* _WHAT TO PRODUCE_
Every line with the word "Kalaams" in it should be extracted from the data that follows.
-- start THE INPUT --
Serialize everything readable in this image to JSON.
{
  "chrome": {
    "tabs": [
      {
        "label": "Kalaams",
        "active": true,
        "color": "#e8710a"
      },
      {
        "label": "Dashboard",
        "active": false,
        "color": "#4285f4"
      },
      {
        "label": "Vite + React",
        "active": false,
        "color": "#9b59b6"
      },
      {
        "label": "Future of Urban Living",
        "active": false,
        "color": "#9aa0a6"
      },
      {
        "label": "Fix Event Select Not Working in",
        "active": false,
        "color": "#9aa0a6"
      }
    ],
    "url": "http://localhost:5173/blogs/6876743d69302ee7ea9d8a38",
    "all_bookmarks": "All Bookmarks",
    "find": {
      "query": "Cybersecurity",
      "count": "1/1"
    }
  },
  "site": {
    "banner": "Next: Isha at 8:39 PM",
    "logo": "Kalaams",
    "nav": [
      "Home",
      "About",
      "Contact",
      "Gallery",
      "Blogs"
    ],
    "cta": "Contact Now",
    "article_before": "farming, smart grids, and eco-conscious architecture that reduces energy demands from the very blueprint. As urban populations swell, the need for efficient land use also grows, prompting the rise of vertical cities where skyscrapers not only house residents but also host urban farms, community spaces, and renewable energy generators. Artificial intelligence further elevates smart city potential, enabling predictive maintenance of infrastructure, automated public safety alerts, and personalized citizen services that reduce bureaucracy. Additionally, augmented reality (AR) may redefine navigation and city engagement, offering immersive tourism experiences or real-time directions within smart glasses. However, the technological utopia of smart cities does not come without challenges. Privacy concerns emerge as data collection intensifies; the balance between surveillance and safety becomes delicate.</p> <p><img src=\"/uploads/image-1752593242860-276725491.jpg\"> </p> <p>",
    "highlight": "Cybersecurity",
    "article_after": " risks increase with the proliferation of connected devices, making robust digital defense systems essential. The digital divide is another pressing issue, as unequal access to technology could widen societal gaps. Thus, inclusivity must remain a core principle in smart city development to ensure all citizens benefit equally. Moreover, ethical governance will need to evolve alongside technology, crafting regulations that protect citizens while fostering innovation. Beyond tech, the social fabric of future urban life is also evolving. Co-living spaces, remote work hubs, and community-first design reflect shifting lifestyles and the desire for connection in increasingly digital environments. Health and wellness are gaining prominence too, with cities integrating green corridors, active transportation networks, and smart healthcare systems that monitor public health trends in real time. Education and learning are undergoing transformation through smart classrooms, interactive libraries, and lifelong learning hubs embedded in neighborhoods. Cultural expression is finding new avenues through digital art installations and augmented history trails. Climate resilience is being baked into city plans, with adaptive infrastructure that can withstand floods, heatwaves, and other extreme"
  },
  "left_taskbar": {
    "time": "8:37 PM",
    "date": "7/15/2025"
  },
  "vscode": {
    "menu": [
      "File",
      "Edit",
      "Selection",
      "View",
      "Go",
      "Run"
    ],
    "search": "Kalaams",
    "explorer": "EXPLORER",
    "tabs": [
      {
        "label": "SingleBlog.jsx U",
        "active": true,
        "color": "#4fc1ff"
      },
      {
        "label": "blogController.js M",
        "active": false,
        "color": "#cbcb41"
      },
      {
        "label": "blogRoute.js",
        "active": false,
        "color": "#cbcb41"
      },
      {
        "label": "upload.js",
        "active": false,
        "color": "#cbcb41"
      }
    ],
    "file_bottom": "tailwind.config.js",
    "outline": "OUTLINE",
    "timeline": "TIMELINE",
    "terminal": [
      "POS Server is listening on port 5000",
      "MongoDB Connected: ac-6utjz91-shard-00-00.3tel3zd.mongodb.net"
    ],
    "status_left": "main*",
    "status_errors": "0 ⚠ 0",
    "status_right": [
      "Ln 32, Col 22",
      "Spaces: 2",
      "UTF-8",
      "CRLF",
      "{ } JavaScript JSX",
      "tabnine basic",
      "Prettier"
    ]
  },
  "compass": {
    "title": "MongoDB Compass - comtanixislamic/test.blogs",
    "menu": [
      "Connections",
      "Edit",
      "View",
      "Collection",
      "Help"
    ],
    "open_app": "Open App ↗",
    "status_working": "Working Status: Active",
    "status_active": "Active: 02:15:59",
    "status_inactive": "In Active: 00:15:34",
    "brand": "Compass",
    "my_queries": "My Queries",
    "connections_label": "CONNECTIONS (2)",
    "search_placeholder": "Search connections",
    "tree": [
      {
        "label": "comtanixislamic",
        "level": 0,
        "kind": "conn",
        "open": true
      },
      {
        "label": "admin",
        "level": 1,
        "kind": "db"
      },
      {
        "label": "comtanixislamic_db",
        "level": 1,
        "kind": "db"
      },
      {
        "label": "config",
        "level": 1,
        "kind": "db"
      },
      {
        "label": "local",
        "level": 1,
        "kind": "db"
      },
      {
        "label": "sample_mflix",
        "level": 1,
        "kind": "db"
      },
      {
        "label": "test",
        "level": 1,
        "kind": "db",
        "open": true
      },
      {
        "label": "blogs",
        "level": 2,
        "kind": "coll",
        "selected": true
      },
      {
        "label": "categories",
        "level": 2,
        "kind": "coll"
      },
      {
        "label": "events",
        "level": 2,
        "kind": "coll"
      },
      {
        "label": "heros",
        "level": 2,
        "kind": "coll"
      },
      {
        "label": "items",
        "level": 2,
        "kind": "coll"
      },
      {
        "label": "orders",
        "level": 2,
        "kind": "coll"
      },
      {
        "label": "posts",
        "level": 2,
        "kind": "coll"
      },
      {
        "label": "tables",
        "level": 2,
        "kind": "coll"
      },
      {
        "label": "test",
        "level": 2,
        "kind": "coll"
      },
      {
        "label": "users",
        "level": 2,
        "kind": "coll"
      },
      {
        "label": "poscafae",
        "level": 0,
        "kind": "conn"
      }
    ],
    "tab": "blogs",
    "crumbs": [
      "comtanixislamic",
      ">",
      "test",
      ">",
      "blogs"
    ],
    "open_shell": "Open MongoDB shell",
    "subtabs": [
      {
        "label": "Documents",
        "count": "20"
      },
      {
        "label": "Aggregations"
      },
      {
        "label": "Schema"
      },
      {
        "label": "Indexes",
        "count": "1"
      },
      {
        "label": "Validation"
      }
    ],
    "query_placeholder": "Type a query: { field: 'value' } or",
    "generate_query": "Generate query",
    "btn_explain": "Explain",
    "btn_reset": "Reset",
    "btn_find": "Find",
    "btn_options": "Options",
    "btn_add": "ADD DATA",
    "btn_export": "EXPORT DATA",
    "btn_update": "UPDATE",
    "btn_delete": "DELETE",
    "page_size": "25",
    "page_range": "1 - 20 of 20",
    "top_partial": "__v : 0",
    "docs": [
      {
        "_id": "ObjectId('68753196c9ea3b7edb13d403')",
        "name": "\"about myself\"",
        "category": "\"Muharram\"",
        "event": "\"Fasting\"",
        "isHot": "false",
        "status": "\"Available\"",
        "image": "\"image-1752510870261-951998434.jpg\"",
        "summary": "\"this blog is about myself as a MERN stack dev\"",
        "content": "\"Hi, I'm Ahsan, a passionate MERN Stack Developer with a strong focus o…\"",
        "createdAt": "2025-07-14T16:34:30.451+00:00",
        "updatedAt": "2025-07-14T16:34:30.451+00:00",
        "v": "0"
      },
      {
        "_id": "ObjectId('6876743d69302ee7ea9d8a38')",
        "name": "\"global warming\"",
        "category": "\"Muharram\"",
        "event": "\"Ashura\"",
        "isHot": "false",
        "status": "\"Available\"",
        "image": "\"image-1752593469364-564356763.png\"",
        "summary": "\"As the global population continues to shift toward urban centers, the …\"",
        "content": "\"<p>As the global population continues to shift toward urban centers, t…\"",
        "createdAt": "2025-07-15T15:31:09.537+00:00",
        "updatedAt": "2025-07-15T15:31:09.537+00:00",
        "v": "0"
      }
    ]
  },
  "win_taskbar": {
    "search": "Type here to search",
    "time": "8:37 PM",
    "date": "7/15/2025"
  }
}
-- end THE INPUT --
* _REPLY TO THE TASK_
        "label": "Kalaams",
    "logo": "Kalaams",
    "search": "Kalaams",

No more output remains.